⟨
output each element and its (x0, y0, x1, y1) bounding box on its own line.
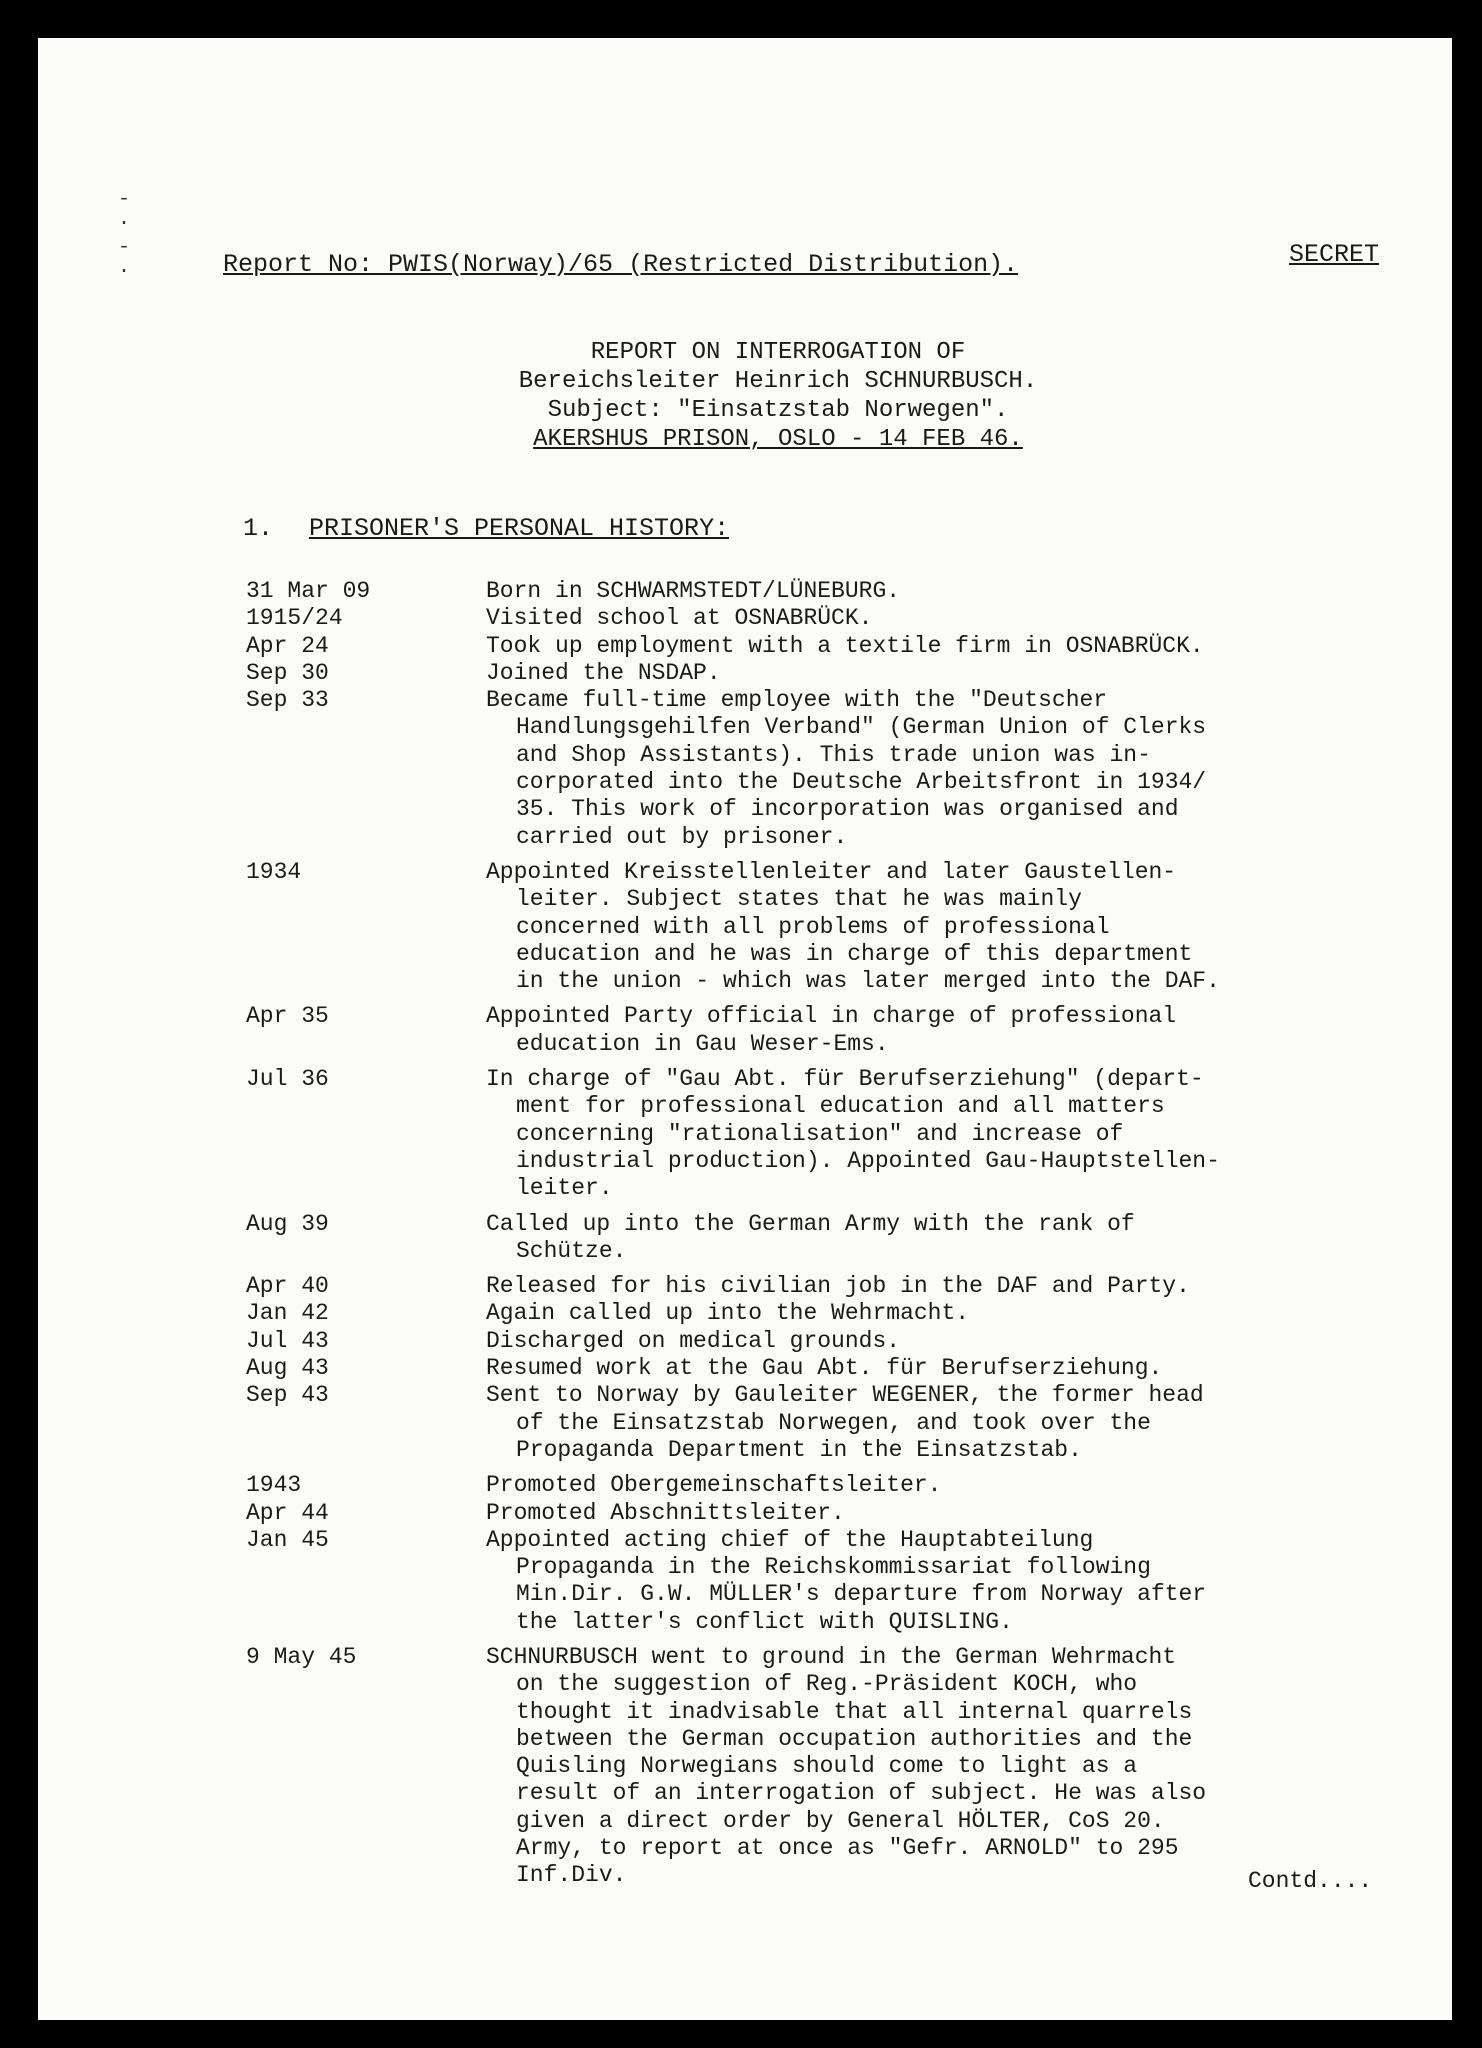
⟩
⟨
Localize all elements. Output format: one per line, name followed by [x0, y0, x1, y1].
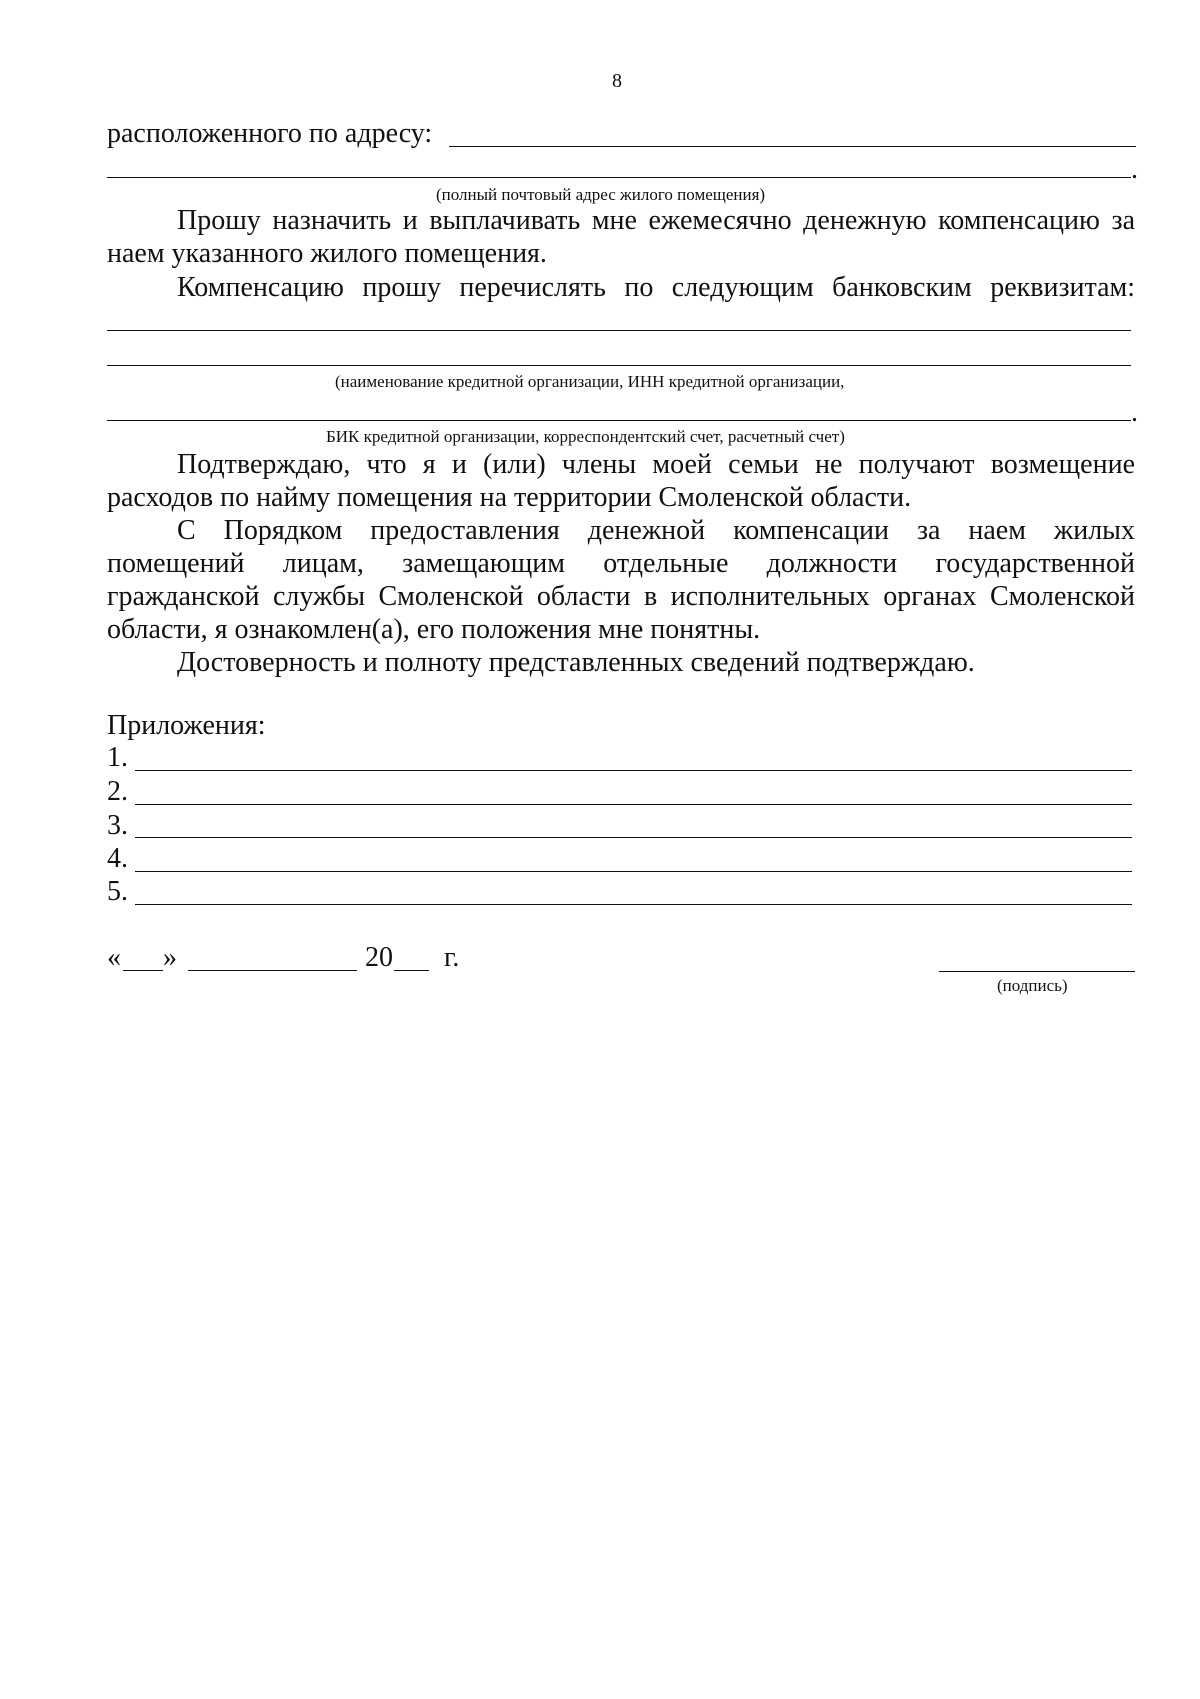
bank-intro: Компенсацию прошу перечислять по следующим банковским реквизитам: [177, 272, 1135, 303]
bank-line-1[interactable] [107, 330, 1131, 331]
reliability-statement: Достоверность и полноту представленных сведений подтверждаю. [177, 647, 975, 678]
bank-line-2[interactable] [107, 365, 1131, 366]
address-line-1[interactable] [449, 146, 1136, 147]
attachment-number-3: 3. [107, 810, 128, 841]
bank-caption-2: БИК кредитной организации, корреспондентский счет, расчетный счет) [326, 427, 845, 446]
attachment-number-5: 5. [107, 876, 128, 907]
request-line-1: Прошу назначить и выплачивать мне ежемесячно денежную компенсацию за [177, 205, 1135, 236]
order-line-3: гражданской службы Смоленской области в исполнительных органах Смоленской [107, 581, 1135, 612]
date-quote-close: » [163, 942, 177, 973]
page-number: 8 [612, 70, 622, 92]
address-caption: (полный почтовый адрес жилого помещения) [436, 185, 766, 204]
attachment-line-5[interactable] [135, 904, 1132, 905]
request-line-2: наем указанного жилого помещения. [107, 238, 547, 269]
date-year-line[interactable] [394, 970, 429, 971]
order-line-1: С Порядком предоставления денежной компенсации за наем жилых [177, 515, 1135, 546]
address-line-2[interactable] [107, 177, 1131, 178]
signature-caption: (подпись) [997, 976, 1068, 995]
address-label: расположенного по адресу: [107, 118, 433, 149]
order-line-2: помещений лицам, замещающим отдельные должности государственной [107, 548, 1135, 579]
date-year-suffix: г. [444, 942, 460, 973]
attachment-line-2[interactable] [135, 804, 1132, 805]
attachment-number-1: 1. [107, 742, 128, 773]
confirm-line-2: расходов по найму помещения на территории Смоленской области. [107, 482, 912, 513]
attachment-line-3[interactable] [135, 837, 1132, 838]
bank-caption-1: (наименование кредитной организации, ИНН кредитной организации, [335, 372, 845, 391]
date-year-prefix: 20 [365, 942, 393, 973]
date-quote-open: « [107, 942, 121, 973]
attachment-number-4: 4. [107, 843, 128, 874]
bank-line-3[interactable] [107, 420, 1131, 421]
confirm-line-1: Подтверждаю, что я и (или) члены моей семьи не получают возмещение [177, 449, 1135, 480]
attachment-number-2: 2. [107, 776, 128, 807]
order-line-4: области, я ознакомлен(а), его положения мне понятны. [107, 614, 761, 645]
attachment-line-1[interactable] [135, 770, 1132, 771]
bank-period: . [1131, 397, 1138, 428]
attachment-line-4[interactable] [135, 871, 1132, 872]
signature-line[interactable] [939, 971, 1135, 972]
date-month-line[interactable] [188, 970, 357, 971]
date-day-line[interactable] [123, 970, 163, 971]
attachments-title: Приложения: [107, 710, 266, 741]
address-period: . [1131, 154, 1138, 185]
⟩
⟨
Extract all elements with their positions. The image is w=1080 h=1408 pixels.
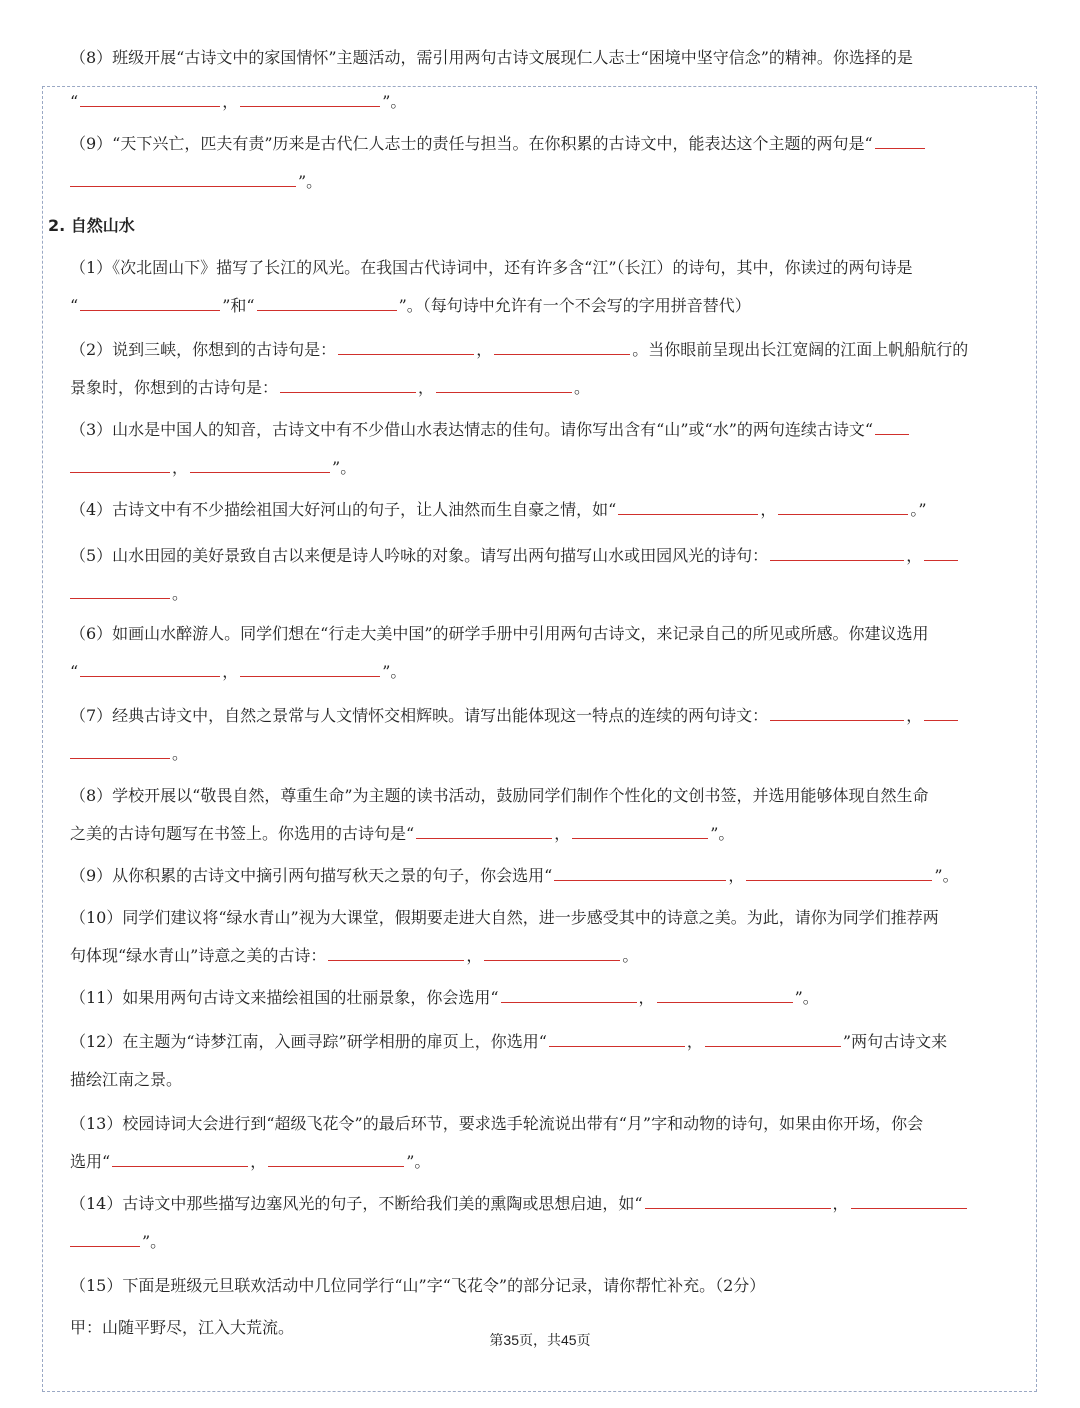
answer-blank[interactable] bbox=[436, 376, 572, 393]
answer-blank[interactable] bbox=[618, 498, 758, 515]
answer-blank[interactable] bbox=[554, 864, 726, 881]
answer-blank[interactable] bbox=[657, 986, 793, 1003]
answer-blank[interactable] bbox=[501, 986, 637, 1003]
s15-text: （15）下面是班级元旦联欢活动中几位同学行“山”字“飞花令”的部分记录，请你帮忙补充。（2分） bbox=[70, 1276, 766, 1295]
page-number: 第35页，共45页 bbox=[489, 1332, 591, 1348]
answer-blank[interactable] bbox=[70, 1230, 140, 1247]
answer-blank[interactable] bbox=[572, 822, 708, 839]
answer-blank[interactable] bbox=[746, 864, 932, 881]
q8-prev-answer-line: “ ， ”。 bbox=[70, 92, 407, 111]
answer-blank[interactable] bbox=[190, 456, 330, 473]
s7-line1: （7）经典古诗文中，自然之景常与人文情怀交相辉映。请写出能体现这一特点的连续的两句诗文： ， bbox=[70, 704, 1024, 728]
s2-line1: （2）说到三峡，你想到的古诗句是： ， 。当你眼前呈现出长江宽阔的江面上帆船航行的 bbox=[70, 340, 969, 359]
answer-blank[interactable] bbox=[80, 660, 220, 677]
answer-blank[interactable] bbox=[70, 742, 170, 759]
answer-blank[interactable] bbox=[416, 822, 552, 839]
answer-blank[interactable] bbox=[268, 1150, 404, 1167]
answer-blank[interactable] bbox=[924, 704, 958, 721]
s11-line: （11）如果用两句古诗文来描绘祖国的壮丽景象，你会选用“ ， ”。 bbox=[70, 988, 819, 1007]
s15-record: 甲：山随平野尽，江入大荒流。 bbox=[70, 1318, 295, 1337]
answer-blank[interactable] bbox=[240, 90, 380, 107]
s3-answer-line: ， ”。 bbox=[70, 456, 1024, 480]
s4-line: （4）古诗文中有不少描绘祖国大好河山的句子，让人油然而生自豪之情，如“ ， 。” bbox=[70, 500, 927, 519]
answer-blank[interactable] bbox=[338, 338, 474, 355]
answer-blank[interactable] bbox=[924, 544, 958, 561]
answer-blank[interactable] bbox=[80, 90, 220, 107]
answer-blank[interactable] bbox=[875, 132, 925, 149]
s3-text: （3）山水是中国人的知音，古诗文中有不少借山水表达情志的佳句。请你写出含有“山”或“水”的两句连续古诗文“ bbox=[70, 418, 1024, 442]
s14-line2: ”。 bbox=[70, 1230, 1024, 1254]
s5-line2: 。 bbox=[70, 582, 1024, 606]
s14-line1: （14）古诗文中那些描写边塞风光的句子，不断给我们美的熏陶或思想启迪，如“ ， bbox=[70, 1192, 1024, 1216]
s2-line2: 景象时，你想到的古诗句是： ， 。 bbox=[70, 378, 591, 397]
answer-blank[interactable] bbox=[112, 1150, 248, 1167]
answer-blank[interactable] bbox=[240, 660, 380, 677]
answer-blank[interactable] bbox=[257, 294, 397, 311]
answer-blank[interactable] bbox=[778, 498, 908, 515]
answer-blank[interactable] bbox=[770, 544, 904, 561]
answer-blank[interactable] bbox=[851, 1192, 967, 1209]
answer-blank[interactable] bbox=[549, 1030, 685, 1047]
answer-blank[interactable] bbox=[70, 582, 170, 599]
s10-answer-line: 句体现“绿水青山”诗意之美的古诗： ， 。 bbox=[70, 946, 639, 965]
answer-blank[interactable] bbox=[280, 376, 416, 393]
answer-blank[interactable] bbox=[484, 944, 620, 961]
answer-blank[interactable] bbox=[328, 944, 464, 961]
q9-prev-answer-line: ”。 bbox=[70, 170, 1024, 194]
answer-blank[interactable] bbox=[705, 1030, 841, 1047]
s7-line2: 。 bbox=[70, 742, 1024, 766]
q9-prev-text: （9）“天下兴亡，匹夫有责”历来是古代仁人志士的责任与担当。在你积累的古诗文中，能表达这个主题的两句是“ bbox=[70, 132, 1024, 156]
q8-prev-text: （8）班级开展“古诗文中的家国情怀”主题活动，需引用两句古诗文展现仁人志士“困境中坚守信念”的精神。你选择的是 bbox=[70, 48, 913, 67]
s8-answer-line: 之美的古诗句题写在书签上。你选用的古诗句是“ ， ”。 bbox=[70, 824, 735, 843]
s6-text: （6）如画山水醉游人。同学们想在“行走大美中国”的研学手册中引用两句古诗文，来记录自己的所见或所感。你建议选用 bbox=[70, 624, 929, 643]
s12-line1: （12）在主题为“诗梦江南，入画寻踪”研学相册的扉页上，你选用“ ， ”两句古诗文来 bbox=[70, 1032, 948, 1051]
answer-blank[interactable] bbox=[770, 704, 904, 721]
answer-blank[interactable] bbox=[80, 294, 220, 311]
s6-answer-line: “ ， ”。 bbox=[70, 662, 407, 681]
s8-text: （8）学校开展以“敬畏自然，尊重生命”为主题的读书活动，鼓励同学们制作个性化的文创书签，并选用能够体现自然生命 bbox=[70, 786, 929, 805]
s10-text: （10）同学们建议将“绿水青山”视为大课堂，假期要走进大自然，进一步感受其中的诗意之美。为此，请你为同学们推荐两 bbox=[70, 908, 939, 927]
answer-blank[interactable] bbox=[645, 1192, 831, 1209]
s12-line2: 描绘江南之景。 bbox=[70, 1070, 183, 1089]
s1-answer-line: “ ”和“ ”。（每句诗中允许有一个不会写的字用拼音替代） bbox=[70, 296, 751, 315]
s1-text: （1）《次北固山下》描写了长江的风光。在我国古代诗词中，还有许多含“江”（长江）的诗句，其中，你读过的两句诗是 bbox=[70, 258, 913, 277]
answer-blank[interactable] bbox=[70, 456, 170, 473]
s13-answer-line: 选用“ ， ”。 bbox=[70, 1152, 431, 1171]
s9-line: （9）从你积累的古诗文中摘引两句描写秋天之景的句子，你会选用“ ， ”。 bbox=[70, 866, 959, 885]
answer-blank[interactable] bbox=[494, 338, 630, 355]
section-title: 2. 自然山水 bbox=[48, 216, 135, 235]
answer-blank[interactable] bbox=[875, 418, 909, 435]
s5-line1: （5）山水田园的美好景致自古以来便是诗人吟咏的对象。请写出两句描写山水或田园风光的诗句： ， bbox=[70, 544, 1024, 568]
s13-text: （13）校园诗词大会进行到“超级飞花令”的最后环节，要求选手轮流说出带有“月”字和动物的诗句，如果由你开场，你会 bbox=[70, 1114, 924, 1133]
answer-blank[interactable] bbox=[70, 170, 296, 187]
⟩
# EXERCISE AIM
Give the data lines starting at the line that contains "Localize all elements." and ending at the line that contains "address-label: расположенного по", both included, as a numbered list without blank lines. Omit the pictures.

# EXPECTED OUTPUT
1. Localize all elements. Output format: one per line, name followed by [x0, y0, x1, y1].
2. bank-intro: Компенсацию прошу перечислять по следующим банковским реквизитам: [177, 272, 1135, 303]
3. bank-line-1[interactable] [107, 330, 1131, 331]
4. reliability-statement: Достоверность и полноту представленных сведений подтверждаю. [177, 647, 975, 678]
5. bank-line-2[interactable] [107, 365, 1131, 366]
6. address-line-1[interactable] [449, 146, 1136, 147]
7. attachment-number-3: 3. [107, 810, 128, 841]
8. bank-caption-2: БИК кредитной организации, корреспондентский счет, расчетный счет) [326, 427, 845, 446]
9. attachment-number-5: 5. [107, 876, 128, 907]
10. request-line-1: Прошу назначить и выплачивать мне ежемесячно денежную компенсацию за [177, 205, 1135, 236]
11. order-line-3: гражданской службы Смоленской области в исполнительных органах Смоленской [107, 581, 1135, 612]
12. date-quote-close: » [163, 942, 177, 973]
13. page-number: 8 [612, 70, 622, 92]
14. address-caption: (полный почтовый адрес жилого помещения) [436, 185, 766, 204]
15. attachment-line-5[interactable] [135, 904, 1132, 905]
16. request-line-2: наем указанного жилого помещения. [107, 238, 547, 269]
17. date-year-line[interactable] [394, 970, 429, 971]
18. order-line-1: С Порядком предоставления денежной компенсации за наем жилых [177, 515, 1135, 546]
19. address-line-2[interactable] [107, 177, 1131, 178]
20. signature-caption: (подпись) [997, 976, 1068, 995]
21. address-label: расположенного по адресу: [107, 118, 433, 149]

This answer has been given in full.